**STORED ROWS:**
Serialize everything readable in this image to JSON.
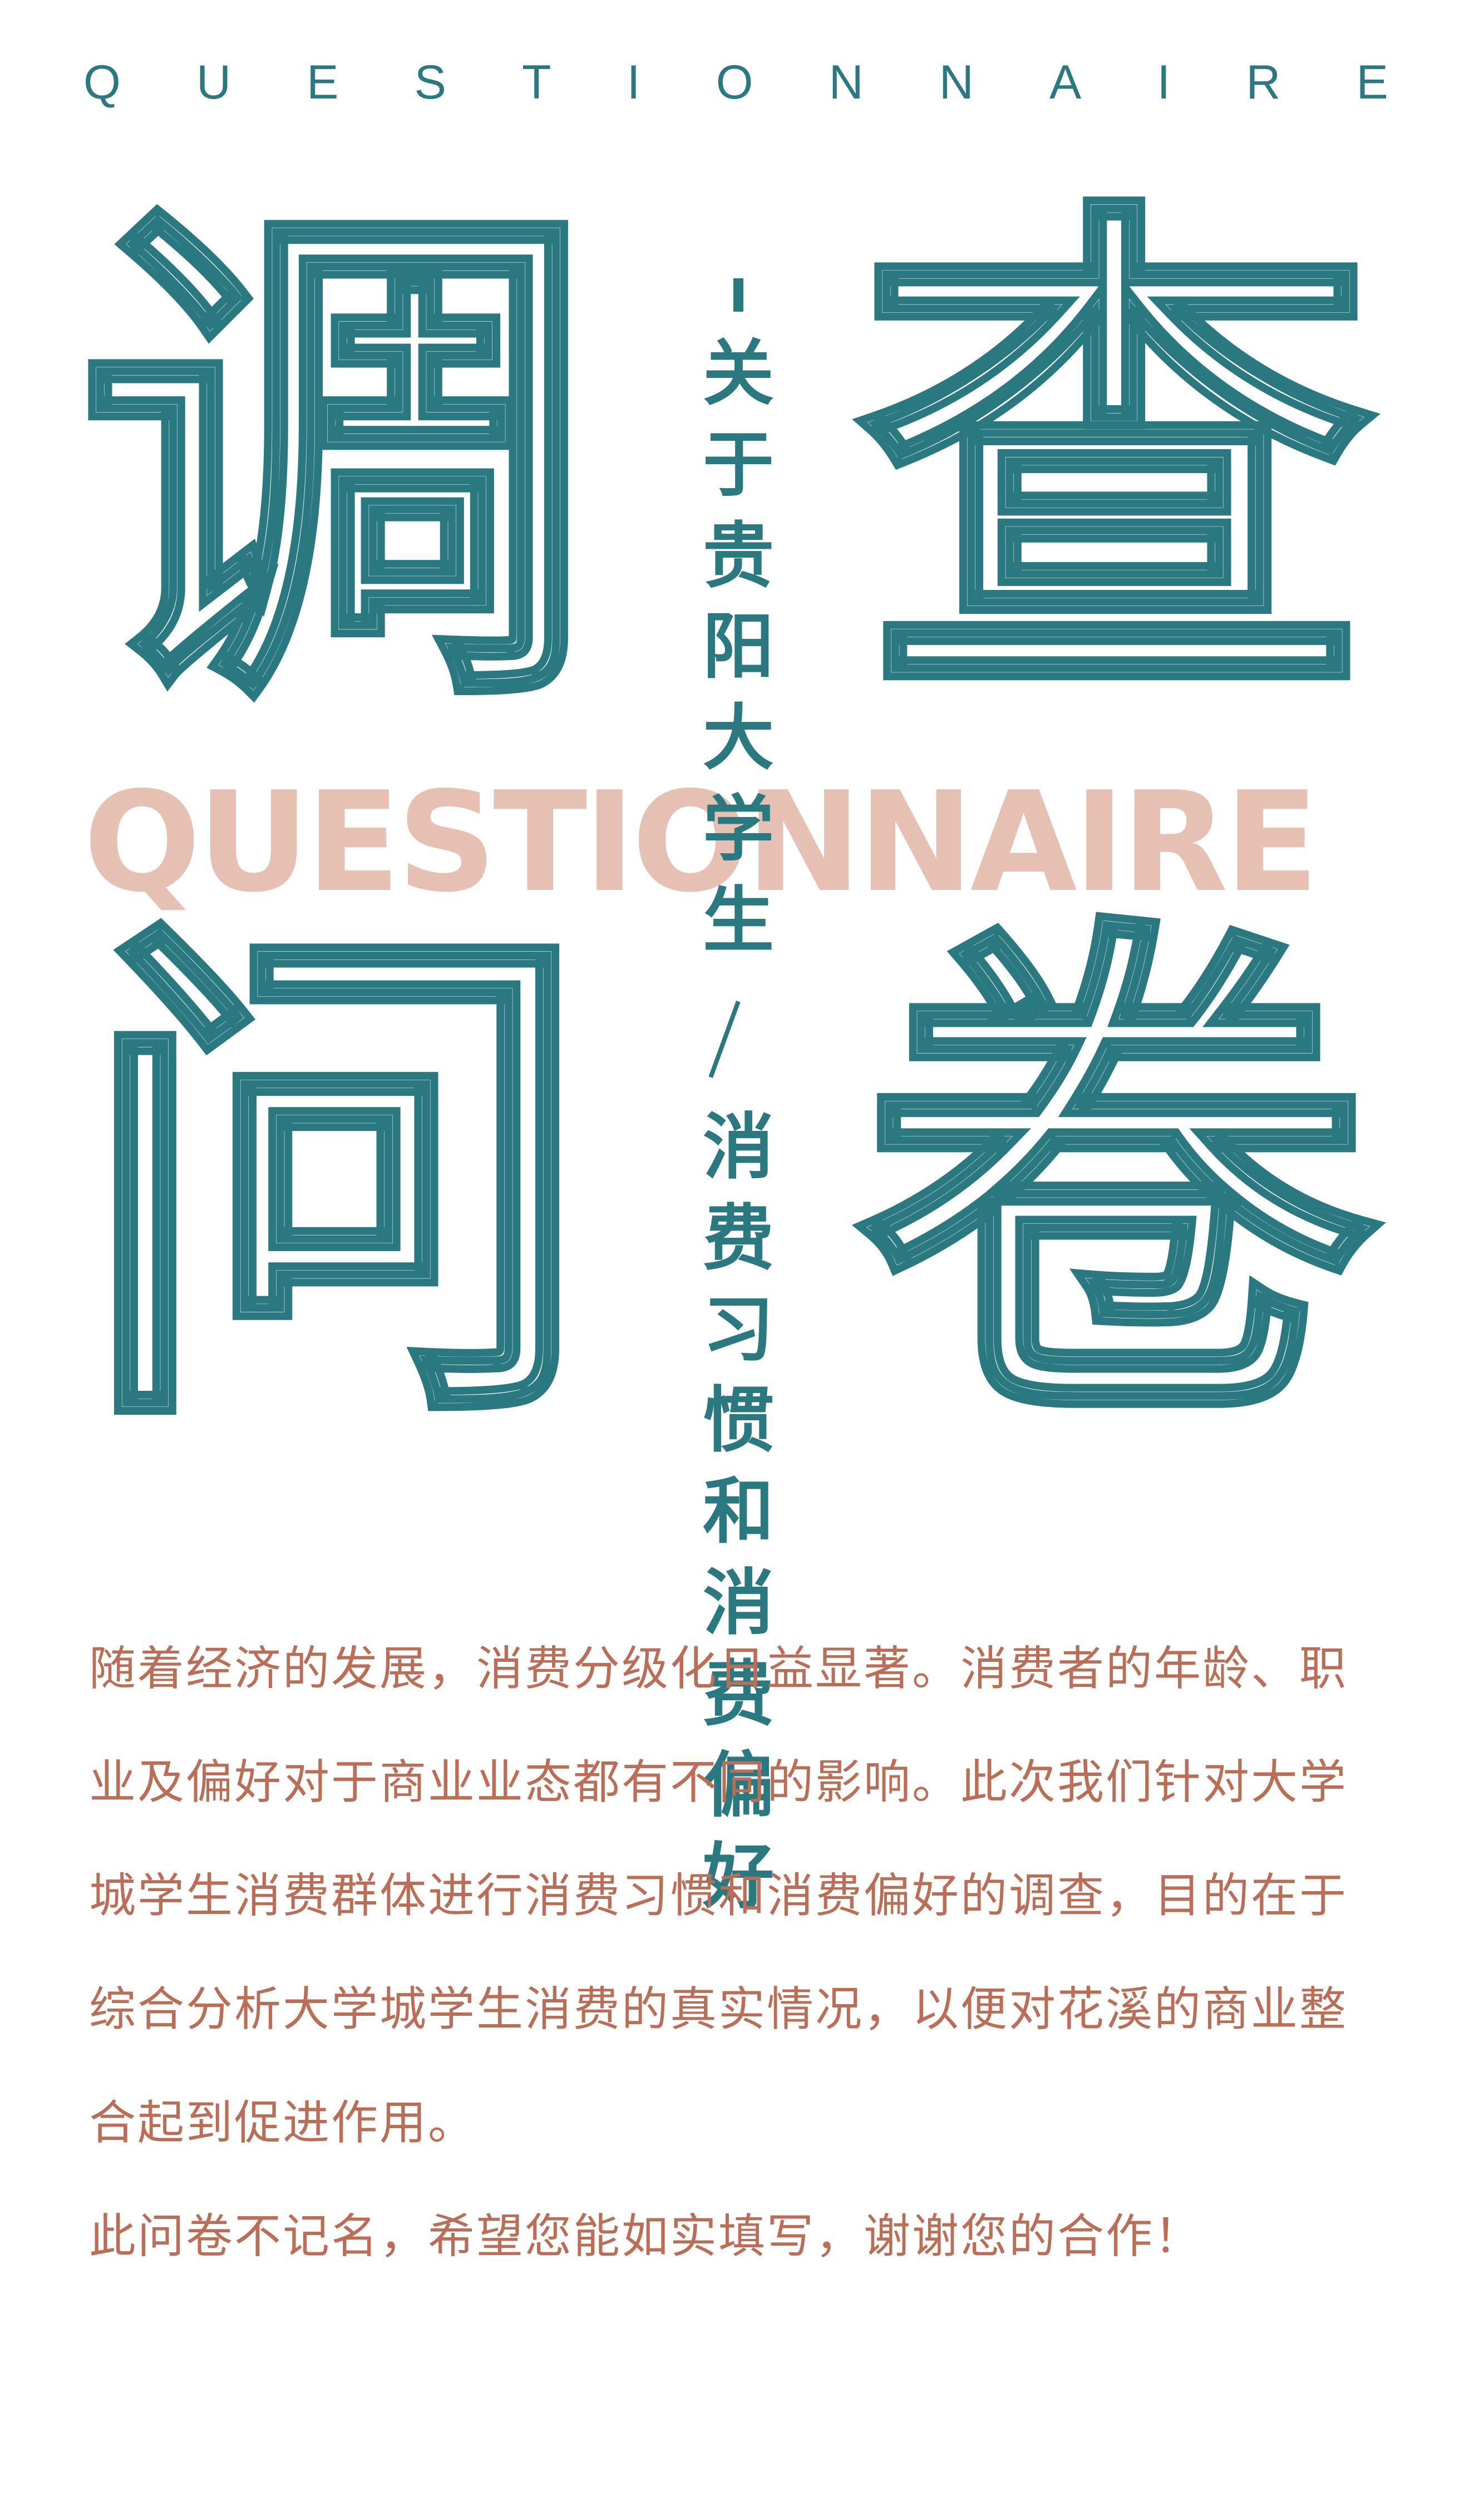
{
  "header": {
    "letters": [
      "Q",
      "U",
      "E",
      "S",
      "T",
      "I",
      "O",
      "N",
      "N",
      "A",
      "I",
      "R",
      "E"
    ]
  },
  "title": {
    "chars": [
      "调",
      "查",
      "问",
      "卷"
    ],
    "background_word": "QUESTIONNAIRE",
    "vertical_line1": "关于贵阳大学生",
    "vertical_line2": "消费习惯和消费偏好",
    "separator": "/"
  },
  "body": {
    "intro": "随着经济的发展，消费分级化日益显著。消费者的年龄、职业及偏好对于商业业态都有不同的影响。此次我们针对大学城学生消费群体进行消费习惯和消费偏好的调查，目的在于综合分析大学城学生消费的真实情况，以便对花溪的商业整合起到促进作用。",
    "note": "此问卷不记名，希望您能如实填写，谢谢您的合作！"
  },
  "colors": {
    "teal": "#2a7880",
    "salmon": "#e6c1b3",
    "text": "#bc6d55"
  }
}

**DIRECTIVE:** Omit the pictures, then output the rest of the listing exactly.

**WRITTEN REPLY:**
Serialize everything readable in this image to JSON.
{
  "header": {
    "letters": [
      "Q",
      "U",
      "E",
      "S",
      "T",
      "I",
      "O",
      "N",
      "N",
      "A",
      "I",
      "R",
      "E"
    ]
  },
  "title": {
    "chars": [
      "调",
      "查",
      "问",
      "卷"
    ],
    "background_word": "QUESTIONNAIRE",
    "vertical_line1": "关于贵阳大学生",
    "vertical_line2": "消费习惯和消费偏好",
    "separator": "/"
  },
  "body": {
    "intro": "随着经济的发展，消费分级化日益显著。消费者的年龄、职业及偏好对于商业业态都有不同的影响。此次我们针对大学城学生消费群体进行消费习惯和消费偏好的调查，目的在于综合分析大学城学生消费的真实情况，以便对花溪的商业整合起到促进作用。",
    "note": "此问卷不记名，希望您能如实填写，谢谢您的合作！"
  },
  "colors": {
    "teal": "#2a7880",
    "salmon": "#e6c1b3",
    "text": "#bc6d55"
  }
}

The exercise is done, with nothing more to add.